▶ [Aim] Retype the records below exactly as they appear.

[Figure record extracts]
::::::::
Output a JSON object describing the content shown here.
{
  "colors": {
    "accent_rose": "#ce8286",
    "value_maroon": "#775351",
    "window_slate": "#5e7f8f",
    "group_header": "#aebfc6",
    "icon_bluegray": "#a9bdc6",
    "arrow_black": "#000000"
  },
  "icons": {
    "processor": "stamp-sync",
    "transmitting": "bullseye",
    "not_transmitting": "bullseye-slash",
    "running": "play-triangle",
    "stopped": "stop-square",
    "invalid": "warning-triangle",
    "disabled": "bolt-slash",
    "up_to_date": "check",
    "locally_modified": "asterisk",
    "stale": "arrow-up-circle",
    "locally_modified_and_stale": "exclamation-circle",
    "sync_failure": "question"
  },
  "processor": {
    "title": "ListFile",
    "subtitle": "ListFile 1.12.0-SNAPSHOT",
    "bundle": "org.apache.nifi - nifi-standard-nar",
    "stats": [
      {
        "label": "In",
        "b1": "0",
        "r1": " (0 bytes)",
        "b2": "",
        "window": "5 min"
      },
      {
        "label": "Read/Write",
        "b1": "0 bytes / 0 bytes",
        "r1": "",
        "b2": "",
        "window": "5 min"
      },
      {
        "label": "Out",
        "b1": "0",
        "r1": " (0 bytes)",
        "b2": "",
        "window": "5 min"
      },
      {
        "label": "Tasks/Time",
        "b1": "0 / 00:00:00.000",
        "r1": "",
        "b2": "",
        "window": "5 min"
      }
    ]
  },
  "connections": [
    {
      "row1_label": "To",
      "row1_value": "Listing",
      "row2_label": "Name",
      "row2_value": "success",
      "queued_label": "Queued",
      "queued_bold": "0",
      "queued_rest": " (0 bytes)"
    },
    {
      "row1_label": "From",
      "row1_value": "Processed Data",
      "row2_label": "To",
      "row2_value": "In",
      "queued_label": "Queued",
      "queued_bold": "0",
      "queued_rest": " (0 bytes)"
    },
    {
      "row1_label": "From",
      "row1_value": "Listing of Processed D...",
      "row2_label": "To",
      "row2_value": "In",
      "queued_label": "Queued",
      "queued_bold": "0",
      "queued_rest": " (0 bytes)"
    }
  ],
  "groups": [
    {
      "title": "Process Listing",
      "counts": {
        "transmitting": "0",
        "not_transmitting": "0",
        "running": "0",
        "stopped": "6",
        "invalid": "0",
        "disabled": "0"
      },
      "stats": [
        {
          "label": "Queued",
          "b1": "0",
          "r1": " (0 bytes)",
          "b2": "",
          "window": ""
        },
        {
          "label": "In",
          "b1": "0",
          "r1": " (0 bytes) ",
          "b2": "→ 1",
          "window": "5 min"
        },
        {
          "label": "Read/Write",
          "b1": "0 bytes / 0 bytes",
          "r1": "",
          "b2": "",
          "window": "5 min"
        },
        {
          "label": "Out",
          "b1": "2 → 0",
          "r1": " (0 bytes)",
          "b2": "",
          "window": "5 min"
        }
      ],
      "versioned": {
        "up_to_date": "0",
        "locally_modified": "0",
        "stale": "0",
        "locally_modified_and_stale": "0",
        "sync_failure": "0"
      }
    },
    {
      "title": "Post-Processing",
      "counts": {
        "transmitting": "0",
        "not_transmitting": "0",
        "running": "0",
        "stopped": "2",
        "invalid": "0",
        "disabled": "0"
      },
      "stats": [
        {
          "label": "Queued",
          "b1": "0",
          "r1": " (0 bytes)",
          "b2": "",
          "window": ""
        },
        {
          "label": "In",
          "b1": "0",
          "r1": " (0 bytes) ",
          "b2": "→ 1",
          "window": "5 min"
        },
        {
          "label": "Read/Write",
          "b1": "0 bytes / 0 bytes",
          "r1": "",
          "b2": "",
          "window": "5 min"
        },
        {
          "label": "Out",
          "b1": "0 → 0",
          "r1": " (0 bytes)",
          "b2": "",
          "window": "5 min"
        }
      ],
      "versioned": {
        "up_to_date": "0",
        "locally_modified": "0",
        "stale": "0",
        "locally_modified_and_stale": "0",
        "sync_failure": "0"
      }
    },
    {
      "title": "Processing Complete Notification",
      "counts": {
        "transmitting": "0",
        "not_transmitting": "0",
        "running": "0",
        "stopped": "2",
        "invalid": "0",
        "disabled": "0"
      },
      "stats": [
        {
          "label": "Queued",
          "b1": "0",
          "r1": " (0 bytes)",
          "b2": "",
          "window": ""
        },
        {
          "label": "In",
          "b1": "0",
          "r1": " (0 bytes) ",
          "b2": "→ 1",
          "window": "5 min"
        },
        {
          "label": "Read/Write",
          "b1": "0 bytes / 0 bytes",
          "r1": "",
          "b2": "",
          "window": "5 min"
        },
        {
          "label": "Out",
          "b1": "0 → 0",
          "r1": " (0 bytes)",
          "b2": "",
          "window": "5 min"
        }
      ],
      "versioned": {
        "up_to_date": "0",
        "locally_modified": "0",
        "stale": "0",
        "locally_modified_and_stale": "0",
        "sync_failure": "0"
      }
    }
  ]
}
::::::::
▶ [Exercise output]
Output a JSON object describing the content shown here.
{
  "colors": {
    "accent_rose": "#ce8286",
    "value_maroon": "#775351",
    "window_slate": "#5e7f8f",
    "group_header": "#aebfc6",
    "icon_bluegray": "#a9bdc6",
    "arrow_black": "#000000"
  },
  "icons": {
    "processor": "stamp-sync",
    "transmitting": "bullseye",
    "not_transmitting": "bullseye-slash",
    "running": "play-triangle",
    "stopped": "stop-square",
    "invalid": "warning-triangle",
    "disabled": "bolt-slash",
    "up_to_date": "check",
    "locally_modified": "asterisk",
    "stale": "arrow-up-circle",
    "locally_modified_and_stale": "exclamation-circle",
    "sync_failure": "question"
  },
  "processor": {
    "title": "ListFile",
    "subtitle": "ListFile 1.12.0-SNAPSHOT",
    "bundle": "org.apache.nifi - nifi-standard-nar",
    "stats": [
      {
        "label": "In",
        "b1": "0",
        "r1": " (0 bytes)",
        "b2": "",
        "window": "5 min"
      },
      {
        "label": "Read/Write",
        "b1": "0 bytes / 0 bytes",
        "r1": "",
        "b2": "",
        "window": "5 min"
      },
      {
        "label": "Out",
        "b1": "0",
        "r1": " (0 bytes)",
        "b2": "",
        "window": "5 min"
      },
      {
        "label": "Tasks/Time",
        "b1": "0 / 00:00:00.000",
        "r1": "",
        "b2": "",
        "window": "5 min"
      }
    ]
  },
  "connections": [
    {
      "row1_label": "To",
      "row1_value": "Listing",
      "row2_label": "Name",
      "row2_value": "success",
      "queued_label": "Queued",
      "queued_bold": "0",
      "queued_rest": " (0 bytes)"
    },
    {
      "row1_label": "From",
      "row1_value": "Processed Data",
      "row2_label": "To",
      "row2_value": "In",
      "queued_label": "Queued",
      "queued_bold": "0",
      "queued_rest": " (0 bytes)"
    },
    {
      "row1_label": "From",
      "row1_value": "Listing of Processed D...",
      "row2_label": "To",
      "row2_value": "In",
      "queued_label": "Queued",
      "queued_bold": "0",
      "queued_rest": " (0 bytes)"
    }
  ],
  "groups": [
    {
      "title": "Process Listing",
      "counts": {
        "transmitting": "0",
        "not_transmitting": "0",
        "running": "0",
        "stopped": "6",
        "invalid": "0",
        "disabled": "0"
      },
      "stats": [
        {
          "label": "Queued",
          "b1": "0",
          "r1": " (0 bytes)",
          "b2": "",
          "window": ""
        },
        {
          "label": "In",
          "b1": "0",
          "r1": " (0 bytes) ",
          "b2": "→ 1",
          "window": "5 min"
        },
        {
          "label": "Read/Write",
          "b1": "0 bytes / 0 bytes",
          "r1": "",
          "b2": "",
          "window": "5 min"
        },
        {
          "label": "Out",
          "b1": "2 → 0",
          "r1": " (0 bytes)",
          "b2": "",
          "window": "5 min"
        }
      ],
      "versioned": {
        "up_to_date": "0",
        "locally_modified": "0",
        "stale": "0",
        "locally_modified_and_stale": "0",
        "sync_failure": "0"
      }
    },
    {
      "title": "Post-Processing",
      "counts": {
        "transmitting": "0",
        "not_transmitting": "0",
        "running": "0",
        "stopped": "2",
        "invalid": "0",
        "disabled": "0"
      },
      "stats": [
        {
          "label": "Queued",
          "b1": "0",
          "r1": " (0 bytes)",
          "b2": "",
          "window": ""
        },
        {
          "label": "In",
          "b1": "0",
          "r1": " (0 bytes) ",
          "b2": "→ 1",
          "window": "5 min"
        },
        {
          "label": "Read/Write",
          "b1": "0 bytes / 0 bytes",
          "r1": "",
          "b2": "",
          "window": "5 min"
        },
        {
          "label": "Out",
          "b1": "0 → 0",
          "r1": " (0 bytes)",
          "b2": "",
          "window": "5 min"
        }
      ],
      "versioned": {
        "up_to_date": "0",
        "locally_modified": "0",
        "stale": "0",
        "locally_modified_and_stale": "0",
        "sync_failure": "0"
      }
    },
    {
      "title": "Processing Complete Notification",
      "counts": {
        "transmitting": "0",
        "not_transmitting": "0",
        "running": "0",
        "stopped": "2",
        "invalid": "0",
        "disabled": "0"
      },
      "stats": [
        {
          "label": "Queued",
          "b1": "0",
          "r1": " (0 bytes)",
          "b2": "",
          "window": ""
        },
        {
          "label": "In",
          "b1": "0",
          "r1": " (0 bytes) ",
          "b2": "→ 1",
          "window": "5 min"
        },
        {
          "label": "Read/Write",
          "b1": "0 bytes / 0 bytes",
          "r1": "",
          "b2": "",
          "window": "5 min"
        },
        {
          "label": "Out",
          "b1": "0 → 0",
          "r1": " (0 bytes)",
          "b2": "",
          "window": "5 min"
        }
      ],
      "versioned": {
        "up_to_date": "0",
        "locally_modified": "0",
        "stale": "0",
        "locally_modified_and_stale": "0",
        "sync_failure": "0"
      }
    }
  ]
}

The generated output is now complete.